> [What is expected]:
Read the data and repeat all of it exactly.

> [Source records]:
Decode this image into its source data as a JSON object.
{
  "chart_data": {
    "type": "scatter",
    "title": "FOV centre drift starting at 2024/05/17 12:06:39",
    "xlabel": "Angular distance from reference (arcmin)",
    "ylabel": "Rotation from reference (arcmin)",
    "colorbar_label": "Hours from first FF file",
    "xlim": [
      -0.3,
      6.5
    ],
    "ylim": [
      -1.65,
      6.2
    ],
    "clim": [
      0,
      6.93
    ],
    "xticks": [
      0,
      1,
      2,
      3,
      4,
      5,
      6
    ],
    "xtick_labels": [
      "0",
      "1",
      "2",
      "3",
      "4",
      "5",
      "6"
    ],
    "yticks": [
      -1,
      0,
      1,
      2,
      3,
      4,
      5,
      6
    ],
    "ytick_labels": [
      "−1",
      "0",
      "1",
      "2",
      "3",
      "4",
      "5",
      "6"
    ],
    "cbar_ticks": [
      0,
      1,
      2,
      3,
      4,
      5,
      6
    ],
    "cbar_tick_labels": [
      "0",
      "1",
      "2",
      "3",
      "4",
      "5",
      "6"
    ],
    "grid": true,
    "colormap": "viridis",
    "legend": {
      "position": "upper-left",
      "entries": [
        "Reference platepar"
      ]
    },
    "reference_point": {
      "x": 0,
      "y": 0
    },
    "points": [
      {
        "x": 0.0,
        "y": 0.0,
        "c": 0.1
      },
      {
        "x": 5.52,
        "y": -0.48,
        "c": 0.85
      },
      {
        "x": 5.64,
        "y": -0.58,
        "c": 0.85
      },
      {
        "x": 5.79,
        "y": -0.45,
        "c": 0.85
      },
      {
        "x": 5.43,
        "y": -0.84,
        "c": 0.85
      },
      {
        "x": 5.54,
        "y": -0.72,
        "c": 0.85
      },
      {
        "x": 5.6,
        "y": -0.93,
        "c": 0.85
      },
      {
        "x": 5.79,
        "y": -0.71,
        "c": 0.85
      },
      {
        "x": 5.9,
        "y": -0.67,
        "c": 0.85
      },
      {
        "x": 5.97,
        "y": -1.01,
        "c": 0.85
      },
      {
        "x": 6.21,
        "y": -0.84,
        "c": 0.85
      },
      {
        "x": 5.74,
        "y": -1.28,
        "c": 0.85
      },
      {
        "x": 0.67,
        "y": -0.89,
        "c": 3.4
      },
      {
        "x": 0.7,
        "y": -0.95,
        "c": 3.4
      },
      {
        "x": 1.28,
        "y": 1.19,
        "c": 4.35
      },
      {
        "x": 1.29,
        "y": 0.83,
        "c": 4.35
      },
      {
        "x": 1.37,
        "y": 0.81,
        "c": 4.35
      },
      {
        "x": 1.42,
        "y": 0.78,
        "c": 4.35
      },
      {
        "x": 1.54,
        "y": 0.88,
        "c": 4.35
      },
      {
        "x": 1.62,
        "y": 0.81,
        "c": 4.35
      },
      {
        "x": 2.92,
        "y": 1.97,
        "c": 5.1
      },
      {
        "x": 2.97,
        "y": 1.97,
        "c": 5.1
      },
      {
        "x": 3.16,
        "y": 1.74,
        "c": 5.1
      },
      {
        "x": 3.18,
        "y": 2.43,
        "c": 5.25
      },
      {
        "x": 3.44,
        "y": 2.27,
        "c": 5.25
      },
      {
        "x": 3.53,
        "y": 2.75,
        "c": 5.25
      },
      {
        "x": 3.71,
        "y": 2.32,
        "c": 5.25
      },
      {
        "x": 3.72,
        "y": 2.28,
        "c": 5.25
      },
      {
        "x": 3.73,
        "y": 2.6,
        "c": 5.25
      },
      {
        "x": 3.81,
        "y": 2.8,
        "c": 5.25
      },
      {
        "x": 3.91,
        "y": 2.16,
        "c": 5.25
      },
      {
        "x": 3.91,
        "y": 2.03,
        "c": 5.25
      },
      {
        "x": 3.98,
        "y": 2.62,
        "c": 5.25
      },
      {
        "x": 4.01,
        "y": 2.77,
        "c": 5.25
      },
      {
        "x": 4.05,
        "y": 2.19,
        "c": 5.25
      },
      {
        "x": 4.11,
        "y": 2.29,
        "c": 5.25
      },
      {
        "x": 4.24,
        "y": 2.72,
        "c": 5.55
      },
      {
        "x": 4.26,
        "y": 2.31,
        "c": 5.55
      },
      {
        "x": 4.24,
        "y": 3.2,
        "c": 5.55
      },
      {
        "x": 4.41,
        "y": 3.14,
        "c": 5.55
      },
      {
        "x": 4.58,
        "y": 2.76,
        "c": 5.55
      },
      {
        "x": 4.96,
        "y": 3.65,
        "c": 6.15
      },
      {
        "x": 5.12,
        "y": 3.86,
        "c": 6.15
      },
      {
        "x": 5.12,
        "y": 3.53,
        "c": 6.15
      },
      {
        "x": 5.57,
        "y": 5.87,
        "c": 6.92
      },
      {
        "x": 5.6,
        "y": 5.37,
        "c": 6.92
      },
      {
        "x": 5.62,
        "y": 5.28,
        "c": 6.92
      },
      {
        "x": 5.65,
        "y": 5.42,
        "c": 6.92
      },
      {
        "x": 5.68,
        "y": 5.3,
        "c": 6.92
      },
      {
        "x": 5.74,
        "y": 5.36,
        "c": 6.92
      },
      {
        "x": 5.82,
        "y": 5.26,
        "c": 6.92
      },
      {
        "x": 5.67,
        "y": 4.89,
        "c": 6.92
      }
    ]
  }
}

> [Solution to this task]:
Decode this image into its source data as a JSON object.
{
  "chart_data": {
    "type": "scatter",
    "title": "FOV centre drift starting at 2024/05/17 12:06:39",
    "xlabel": "Angular distance from reference (arcmin)",
    "ylabel": "Rotation from reference (arcmin)",
    "colorbar_label": "Hours from first FF file",
    "xlim": [
      -0.3,
      6.5
    ],
    "ylim": [
      -1.65,
      6.2
    ],
    "clim": [
      0,
      6.93
    ],
    "xticks": [
      0,
      1,
      2,
      3,
      4,
      5,
      6
    ],
    "xtick_labels": [
      "0",
      "1",
      "2",
      "3",
      "4",
      "5",
      "6"
    ],
    "yticks": [
      -1,
      0,
      1,
      2,
      3,
      4,
      5,
      6
    ],
    "ytick_labels": [
      "−1",
      "0",
      "1",
      "2",
      "3",
      "4",
      "5",
      "6"
    ],
    "cbar_ticks": [
      0,
      1,
      2,
      3,
      4,
      5,
      6
    ],
    "cbar_tick_labels": [
      "0",
      "1",
      "2",
      "3",
      "4",
      "5",
      "6"
    ],
    "grid": true,
    "colormap": "viridis",
    "legend": {
      "position": "upper-left",
      "entries": [
        "Reference platepar"
      ]
    },
    "reference_point": {
      "x": 0,
      "y": 0
    },
    "points": [
      {
        "x": 0.0,
        "y": 0.0,
        "c": 0.1
      },
      {
        "x": 5.52,
        "y": -0.48,
        "c": 0.85
      },
      {
        "x": 5.64,
        "y": -0.58,
        "c": 0.85
      },
      {
        "x": 5.79,
        "y": -0.45,
        "c": 0.85
      },
      {
        "x": 5.43,
        "y": -0.84,
        "c": 0.85
      },
      {
        "x": 5.54,
        "y": -0.72,
        "c": 0.85
      },
      {
        "x": 5.6,
        "y": -0.93,
        "c": 0.85
      },
      {
        "x": 5.79,
        "y": -0.71,
        "c": 0.85
      },
      {
        "x": 5.9,
        "y": -0.67,
        "c": 0.85
      },
      {
        "x": 5.97,
        "y": -1.01,
        "c": 0.85
      },
      {
        "x": 6.21,
        "y": -0.84,
        "c": 0.85
      },
      {
        "x": 5.74,
        "y": -1.28,
        "c": 0.85
      },
      {
        "x": 0.67,
        "y": -0.89,
        "c": 3.4
      },
      {
        "x": 0.7,
        "y": -0.95,
        "c": 3.4
      },
      {
        "x": 1.28,
        "y": 1.19,
        "c": 4.35
      },
      {
        "x": 1.29,
        "y": 0.83,
        "c": 4.35
      },
      {
        "x": 1.37,
        "y": 0.81,
        "c": 4.35
      },
      {
        "x": 1.42,
        "y": 0.78,
        "c": 4.35
      },
      {
        "x": 1.54,
        "y": 0.88,
        "c": 4.35
      },
      {
        "x": 1.62,
        "y": 0.81,
        "c": 4.35
      },
      {
        "x": 2.92,
        "y": 1.97,
        "c": 5.1
      },
      {
        "x": 2.97,
        "y": 1.97,
        "c": 5.1
      },
      {
        "x": 3.16,
        "y": 1.74,
        "c": 5.1
      },
      {
        "x": 3.18,
        "y": 2.43,
        "c": 5.25
      },
      {
        "x": 3.44,
        "y": 2.27,
        "c": 5.25
      },
      {
        "x": 3.53,
        "y": 2.75,
        "c": 5.25
      },
      {
        "x": 3.71,
        "y": 2.32,
        "c": 5.25
      },
      {
        "x": 3.72,
        "y": 2.28,
        "c": 5.25
      },
      {
        "x": 3.73,
        "y": 2.6,
        "c": 5.25
      },
      {
        "x": 3.81,
        "y": 2.8,
        "c": 5.25
      },
      {
        "x": 3.91,
        "y": 2.16,
        "c": 5.25
      },
      {
        "x": 3.91,
        "y": 2.03,
        "c": 5.25
      },
      {
        "x": 3.98,
        "y": 2.62,
        "c": 5.25
      },
      {
        "x": 4.01,
        "y": 2.77,
        "c": 5.25
      },
      {
        "x": 4.05,
        "y": 2.19,
        "c": 5.25
      },
      {
        "x": 4.11,
        "y": 2.29,
        "c": 5.25
      },
      {
        "x": 4.24,
        "y": 2.72,
        "c": 5.55
      },
      {
        "x": 4.26,
        "y": 2.31,
        "c": 5.55
      },
      {
        "x": 4.24,
        "y": 3.2,
        "c": 5.55
      },
      {
        "x": 4.41,
        "y": 3.14,
        "c": 5.55
      },
      {
        "x": 4.58,
        "y": 2.76,
        "c": 5.55
      },
      {
        "x": 4.96,
        "y": 3.65,
        "c": 6.15
      },
      {
        "x": 5.12,
        "y": 3.86,
        "c": 6.15
      },
      {
        "x": 5.12,
        "y": 3.53,
        "c": 6.15
      },
      {
        "x": 5.57,
        "y": 5.87,
        "c": 6.92
      },
      {
        "x": 5.6,
        "y": 5.37,
        "c": 6.92
      },
      {
        "x": 5.62,
        "y": 5.28,
        "c": 6.92
      },
      {
        "x": 5.65,
        "y": 5.42,
        "c": 6.92
      },
      {
        "x": 5.68,
        "y": 5.3,
        "c": 6.92
      },
      {
        "x": 5.74,
        "y": 5.36,
        "c": 6.92
      },
      {
        "x": 5.82,
        "y": 5.26,
        "c": 6.92
      },
      {
        "x": 5.67,
        "y": 4.89,
        "c": 6.92
      }
    ]
  }
}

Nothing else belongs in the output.